*TASK STATEMENT*: Verbatim output of all the material below is required.

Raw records
==*==
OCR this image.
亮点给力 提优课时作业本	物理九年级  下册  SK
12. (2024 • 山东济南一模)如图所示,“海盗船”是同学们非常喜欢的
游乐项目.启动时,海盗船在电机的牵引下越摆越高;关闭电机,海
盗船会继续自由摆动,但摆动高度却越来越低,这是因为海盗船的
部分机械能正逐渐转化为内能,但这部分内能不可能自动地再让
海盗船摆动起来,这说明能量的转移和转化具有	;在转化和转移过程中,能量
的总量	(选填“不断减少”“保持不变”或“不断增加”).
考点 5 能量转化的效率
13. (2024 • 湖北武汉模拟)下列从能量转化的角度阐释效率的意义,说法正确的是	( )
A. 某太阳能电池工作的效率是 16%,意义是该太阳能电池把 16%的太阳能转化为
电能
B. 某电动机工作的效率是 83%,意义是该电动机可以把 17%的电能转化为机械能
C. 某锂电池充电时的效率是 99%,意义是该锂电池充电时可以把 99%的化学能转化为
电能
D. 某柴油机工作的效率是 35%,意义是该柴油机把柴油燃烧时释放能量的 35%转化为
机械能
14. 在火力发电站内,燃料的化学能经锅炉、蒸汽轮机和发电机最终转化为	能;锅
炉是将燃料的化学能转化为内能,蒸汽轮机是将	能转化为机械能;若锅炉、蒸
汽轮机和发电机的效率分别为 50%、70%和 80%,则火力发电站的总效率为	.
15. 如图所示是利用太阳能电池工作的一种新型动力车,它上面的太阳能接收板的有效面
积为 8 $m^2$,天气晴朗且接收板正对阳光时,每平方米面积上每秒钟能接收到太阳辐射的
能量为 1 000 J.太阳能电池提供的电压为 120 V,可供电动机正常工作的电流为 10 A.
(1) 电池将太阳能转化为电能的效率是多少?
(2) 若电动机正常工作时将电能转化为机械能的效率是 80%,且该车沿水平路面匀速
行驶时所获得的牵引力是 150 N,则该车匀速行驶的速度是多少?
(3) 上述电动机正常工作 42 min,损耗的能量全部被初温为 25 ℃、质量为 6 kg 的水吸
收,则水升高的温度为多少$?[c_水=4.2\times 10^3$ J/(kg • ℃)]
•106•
==*==
*OUTPUT FOR THIS TASK*:
OCR this image.
亮点给力 提优课时作业本	物理九年级  下册  SK
12. (2024 • 山东济南一模)如图所示,“海盗船”是同学们非常喜欢的
游乐项目.启动时,海盗船在电机的牵引下越摆越高;关闭电机,海
盗船会继续自由摆动,但摆动高度却越来越低,这是因为海盗船的
部分机械能正逐渐转化为内能,但这部分内能不可能自动地再让
海盗船摆动起来,这说明能量的转移和转化具有	;在转化和转移过程中,能量
的总量	(选填“不断减少”“保持不变”或“不断增加”).
考点 5 能量转化的效率
13. (2024 • 湖北武汉模拟)下列从能量转化的角度阐释效率的意义,说法正确的是	( )
A. 某太阳能电池工作的效率是 16%,意义是该太阳能电池把 16%的太阳能转化为
电能
B. 某电动机工作的效率是 83%,意义是该电动机可以把 17%的电能转化为机械能
C. 某锂电池充电时的效率是 99%,意义是该锂电池充电时可以把 99%的化学能转化为
电能
D. 某柴油机工作的效率是 35%,意义是该柴油机把柴油燃烧时释放能量的 35%转化为
机械能
14. 在火力发电站内,燃料的化学能经锅炉、蒸汽轮机和发电机最终转化为	能;锅
炉是将燃料的化学能转化为内能,蒸汽轮机是将	能转化为机械能;若锅炉、蒸
汽轮机和发电机的效率分别为 50%、70%和 80%,则火力发电站的总效率为	.
15. 如图所示是利用太阳能电池工作的一种新型动力车,它上面的太阳能接收板的有效面
积为 8 $m^2$,天气晴朗且接收板正对阳光时,每平方米面积上每秒钟能接收到太阳辐射的
能量为 1 000 J.太阳能电池提供的电压为 120 V,可供电动机正常工作的电流为 10 A.
(1) 电池将太阳能转化为电能的效率是多少?
(2) 若电动机正常工作时将电能转化为机械能的效率是 80%,且该车沿水平路面匀速
行驶时所获得的牵引力是 150 N,则该车匀速行驶的速度是多少?
(3) 上述电动机正常工作 42 min,损耗的能量全部被初温为 25 ℃、质量为 6 kg 的水吸
收,则水升高的温度为多少$?[c_水=4.2\times 10^3$ J/(kg • ℃)]
•106•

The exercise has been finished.